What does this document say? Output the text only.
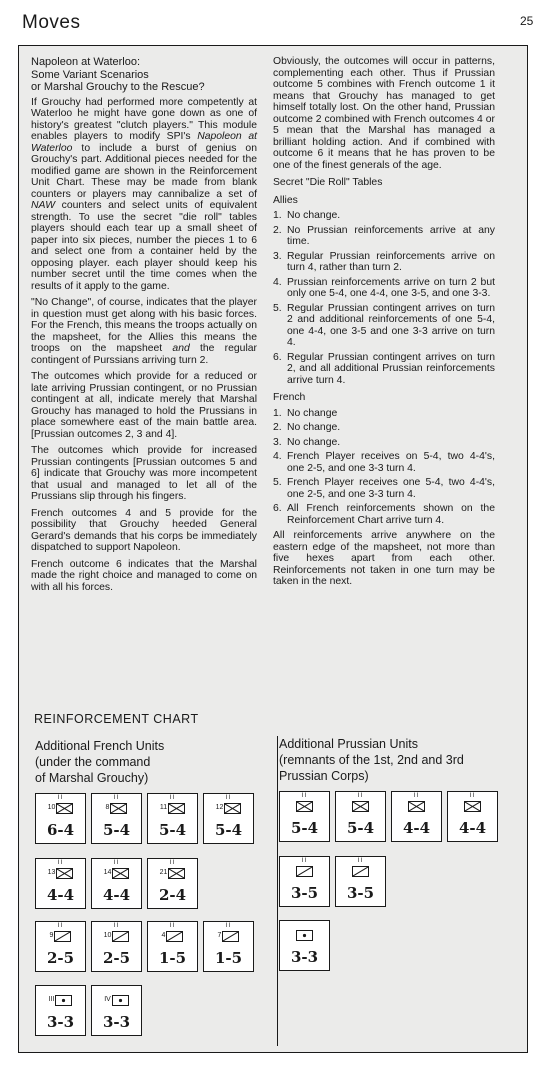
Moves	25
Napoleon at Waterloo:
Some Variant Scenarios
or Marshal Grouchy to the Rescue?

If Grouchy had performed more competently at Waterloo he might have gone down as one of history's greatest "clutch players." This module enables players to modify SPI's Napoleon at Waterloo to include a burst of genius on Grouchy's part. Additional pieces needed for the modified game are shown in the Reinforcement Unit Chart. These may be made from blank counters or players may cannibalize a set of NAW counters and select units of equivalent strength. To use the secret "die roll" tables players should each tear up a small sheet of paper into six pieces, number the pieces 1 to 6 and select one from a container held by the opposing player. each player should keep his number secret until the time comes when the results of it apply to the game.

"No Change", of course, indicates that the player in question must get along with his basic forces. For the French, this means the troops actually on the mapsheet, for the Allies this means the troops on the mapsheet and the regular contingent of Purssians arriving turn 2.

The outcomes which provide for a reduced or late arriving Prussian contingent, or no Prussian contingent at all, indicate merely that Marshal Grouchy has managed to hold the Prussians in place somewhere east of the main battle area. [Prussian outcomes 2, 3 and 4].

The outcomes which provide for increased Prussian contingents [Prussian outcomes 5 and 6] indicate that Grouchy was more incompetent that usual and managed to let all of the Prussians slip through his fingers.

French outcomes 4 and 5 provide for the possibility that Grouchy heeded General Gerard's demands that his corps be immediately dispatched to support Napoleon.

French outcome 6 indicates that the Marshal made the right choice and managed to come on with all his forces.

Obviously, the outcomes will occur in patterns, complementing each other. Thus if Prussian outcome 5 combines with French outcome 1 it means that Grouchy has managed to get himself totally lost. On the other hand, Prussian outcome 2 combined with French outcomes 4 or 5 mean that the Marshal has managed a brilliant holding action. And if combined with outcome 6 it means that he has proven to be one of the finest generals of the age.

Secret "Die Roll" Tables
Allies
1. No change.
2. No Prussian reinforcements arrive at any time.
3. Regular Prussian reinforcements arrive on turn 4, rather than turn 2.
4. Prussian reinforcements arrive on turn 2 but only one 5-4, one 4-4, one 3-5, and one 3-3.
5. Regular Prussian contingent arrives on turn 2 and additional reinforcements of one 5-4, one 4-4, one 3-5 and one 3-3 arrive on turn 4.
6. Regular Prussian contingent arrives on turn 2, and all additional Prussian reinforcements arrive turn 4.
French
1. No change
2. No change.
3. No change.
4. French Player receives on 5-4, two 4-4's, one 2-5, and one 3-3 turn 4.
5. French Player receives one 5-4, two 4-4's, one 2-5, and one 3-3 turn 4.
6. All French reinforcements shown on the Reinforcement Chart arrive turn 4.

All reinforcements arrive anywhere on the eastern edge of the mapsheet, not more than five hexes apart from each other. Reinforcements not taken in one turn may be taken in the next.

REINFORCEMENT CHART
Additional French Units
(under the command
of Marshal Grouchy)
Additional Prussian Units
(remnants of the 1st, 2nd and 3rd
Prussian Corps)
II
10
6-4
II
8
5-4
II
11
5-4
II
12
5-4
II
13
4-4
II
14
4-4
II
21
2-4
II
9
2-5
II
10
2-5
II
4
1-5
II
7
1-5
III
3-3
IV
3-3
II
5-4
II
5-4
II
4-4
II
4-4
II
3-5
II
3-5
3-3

◆ ◆ ◆ ◆ ◆ ◆ ◆

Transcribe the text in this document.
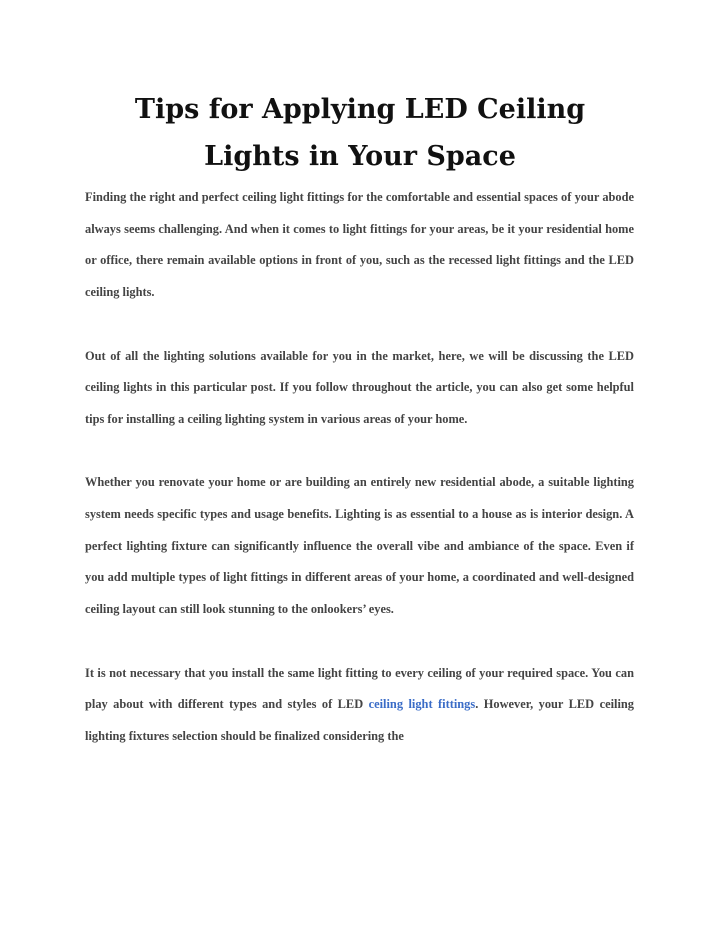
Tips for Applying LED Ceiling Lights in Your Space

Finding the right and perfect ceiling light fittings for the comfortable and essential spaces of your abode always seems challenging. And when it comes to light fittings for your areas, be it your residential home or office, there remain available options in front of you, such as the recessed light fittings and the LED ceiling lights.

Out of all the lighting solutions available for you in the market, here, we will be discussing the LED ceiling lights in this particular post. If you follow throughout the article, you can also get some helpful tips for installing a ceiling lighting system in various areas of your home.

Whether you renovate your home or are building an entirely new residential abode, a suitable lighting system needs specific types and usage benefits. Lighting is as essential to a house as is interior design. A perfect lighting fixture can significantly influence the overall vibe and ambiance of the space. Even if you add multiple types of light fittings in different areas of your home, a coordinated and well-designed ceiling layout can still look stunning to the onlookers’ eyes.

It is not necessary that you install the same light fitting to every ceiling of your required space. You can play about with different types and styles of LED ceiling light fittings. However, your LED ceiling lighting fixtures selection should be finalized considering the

◆ ◆ ◆ ◆ ◆ ◆ ◆

▶ [Short exercise]: Determine the number of lines in the records that include the string "document", and respond with that number only.

▶ [Written solution]: 2